Goal.
Every line with the word "kitobni" in it should be extracted from the data that follows.

Dataset records.
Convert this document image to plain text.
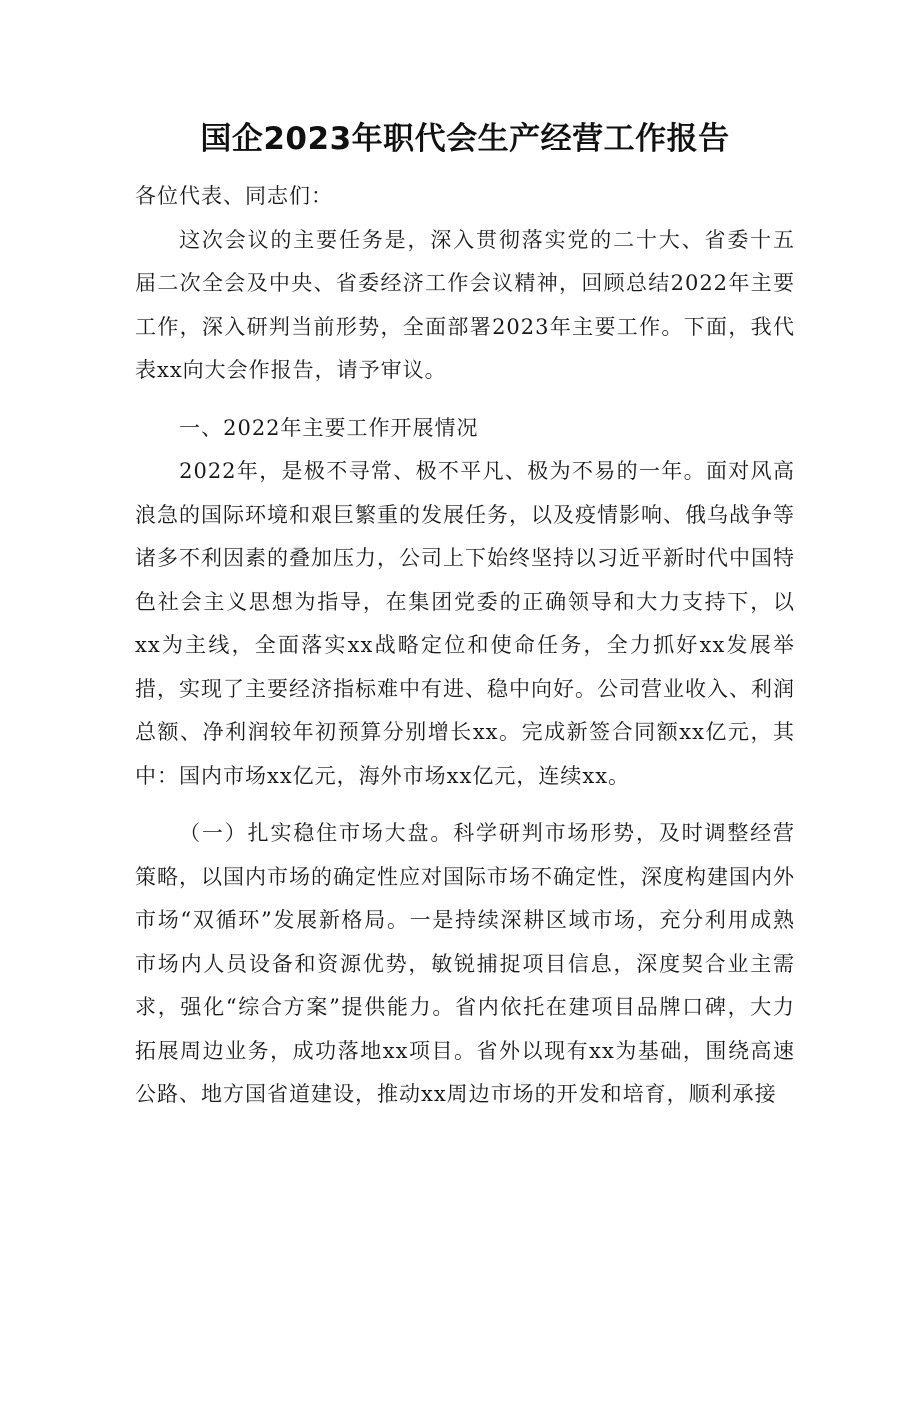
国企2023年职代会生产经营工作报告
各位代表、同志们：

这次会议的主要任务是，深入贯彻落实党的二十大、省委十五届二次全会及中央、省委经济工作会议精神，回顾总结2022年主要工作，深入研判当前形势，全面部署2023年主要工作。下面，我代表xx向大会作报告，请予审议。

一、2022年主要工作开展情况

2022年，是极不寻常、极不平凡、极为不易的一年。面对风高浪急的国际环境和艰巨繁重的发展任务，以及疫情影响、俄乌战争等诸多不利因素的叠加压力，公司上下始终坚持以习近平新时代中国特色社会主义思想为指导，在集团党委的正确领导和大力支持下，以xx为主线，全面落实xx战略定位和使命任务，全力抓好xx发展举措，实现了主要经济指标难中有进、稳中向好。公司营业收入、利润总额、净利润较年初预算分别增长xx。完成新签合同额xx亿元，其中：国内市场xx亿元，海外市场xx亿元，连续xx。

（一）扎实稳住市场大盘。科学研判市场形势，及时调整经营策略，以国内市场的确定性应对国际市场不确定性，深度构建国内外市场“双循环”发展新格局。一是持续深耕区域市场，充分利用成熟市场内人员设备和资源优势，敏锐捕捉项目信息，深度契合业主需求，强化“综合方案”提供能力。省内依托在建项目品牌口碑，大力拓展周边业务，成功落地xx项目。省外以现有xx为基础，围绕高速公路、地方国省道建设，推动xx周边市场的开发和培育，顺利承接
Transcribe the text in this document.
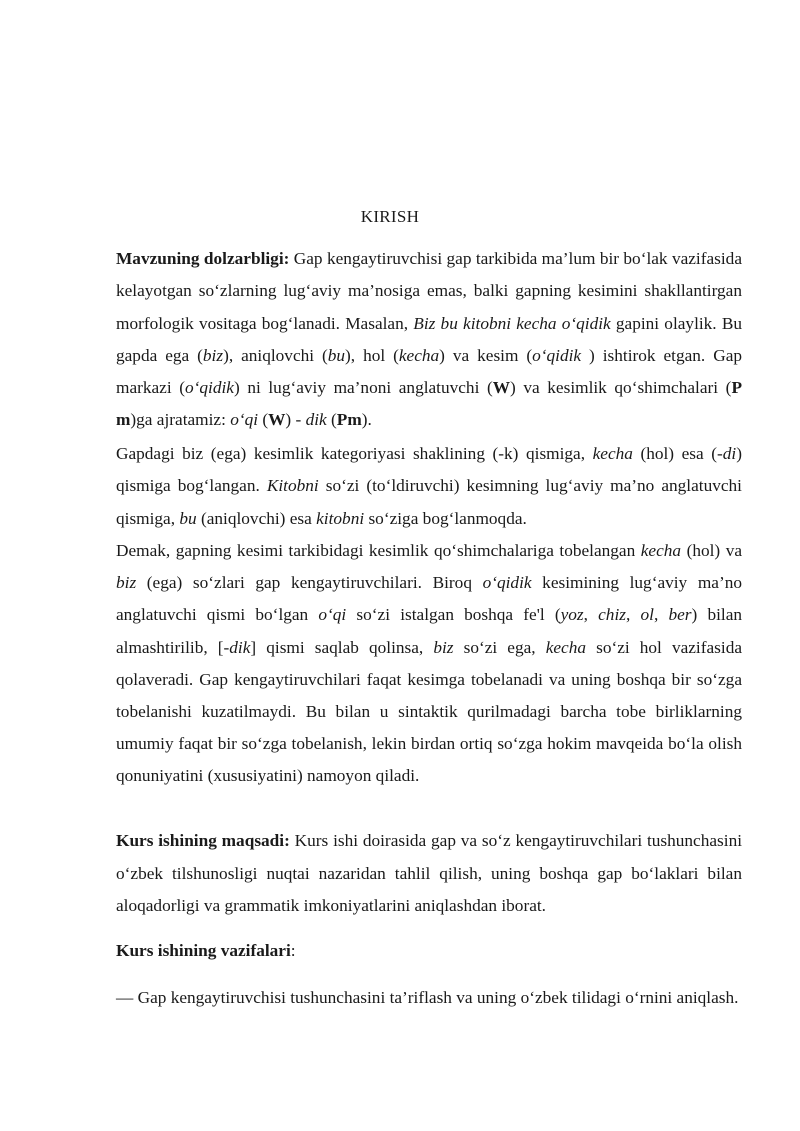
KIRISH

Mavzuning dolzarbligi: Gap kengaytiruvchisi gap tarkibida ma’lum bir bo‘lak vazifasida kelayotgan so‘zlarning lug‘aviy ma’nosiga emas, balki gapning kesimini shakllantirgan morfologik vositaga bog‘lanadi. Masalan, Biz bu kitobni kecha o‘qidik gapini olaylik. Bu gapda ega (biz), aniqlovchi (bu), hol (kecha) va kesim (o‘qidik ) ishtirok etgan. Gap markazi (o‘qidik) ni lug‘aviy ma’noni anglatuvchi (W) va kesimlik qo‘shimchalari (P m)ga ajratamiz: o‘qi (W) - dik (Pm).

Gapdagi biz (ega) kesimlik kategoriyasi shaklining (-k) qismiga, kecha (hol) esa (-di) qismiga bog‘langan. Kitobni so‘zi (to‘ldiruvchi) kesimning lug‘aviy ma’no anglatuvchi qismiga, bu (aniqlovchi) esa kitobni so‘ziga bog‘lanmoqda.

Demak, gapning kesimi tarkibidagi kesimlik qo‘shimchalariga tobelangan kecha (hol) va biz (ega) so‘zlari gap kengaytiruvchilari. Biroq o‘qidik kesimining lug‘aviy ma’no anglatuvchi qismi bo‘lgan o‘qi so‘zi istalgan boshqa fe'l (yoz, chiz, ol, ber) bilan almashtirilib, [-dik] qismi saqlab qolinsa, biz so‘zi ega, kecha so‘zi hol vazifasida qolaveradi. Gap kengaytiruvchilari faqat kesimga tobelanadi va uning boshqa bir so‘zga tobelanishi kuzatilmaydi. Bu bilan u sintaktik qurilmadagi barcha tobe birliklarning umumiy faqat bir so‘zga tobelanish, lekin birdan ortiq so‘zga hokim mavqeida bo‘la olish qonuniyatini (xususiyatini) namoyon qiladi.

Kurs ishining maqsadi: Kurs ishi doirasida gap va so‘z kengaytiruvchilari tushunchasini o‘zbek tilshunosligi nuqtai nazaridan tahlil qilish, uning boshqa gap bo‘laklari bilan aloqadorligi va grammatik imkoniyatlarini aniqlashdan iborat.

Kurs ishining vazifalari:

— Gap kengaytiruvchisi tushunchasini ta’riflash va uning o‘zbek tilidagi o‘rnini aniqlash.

Exercise output.
Mavzuning dolzarbligi: Gap kengaytiruvchisi gap tarkibida ma’lum bir bo‘lak vazifasida kelayotgan so‘zlarning lug‘aviy ma’nosiga emas, balki gapning kesimini shakllantirgan morfologik vositaga bog‘lanadi. Masalan, Biz bu kitobni kecha o‘qidik gapini olaylik. Bu gapda ega (biz), aniqlovchi (bu), hol (kecha) va kesim (o‘qidik ) ishtirok etgan. Gap markazi (o‘qidik) ni lug‘aviy ma’noni anglatuvchi (W) va kesimlik qo‘shimchalari (P m)ga ajratamiz: o‘qi (W) - dik (Pm).
Gapdagi biz (ega) kesimlik kategoriyasi shaklining (-k) qismiga, kecha (hol) esa (-di) qismiga bog‘langan. Kitobni so‘zi (to‘ldiruvchi) kesimning lug‘aviy ma’no anglatuvchi qismiga, bu (aniqlovchi) esa kitobni so‘ziga bog‘lanmoqda.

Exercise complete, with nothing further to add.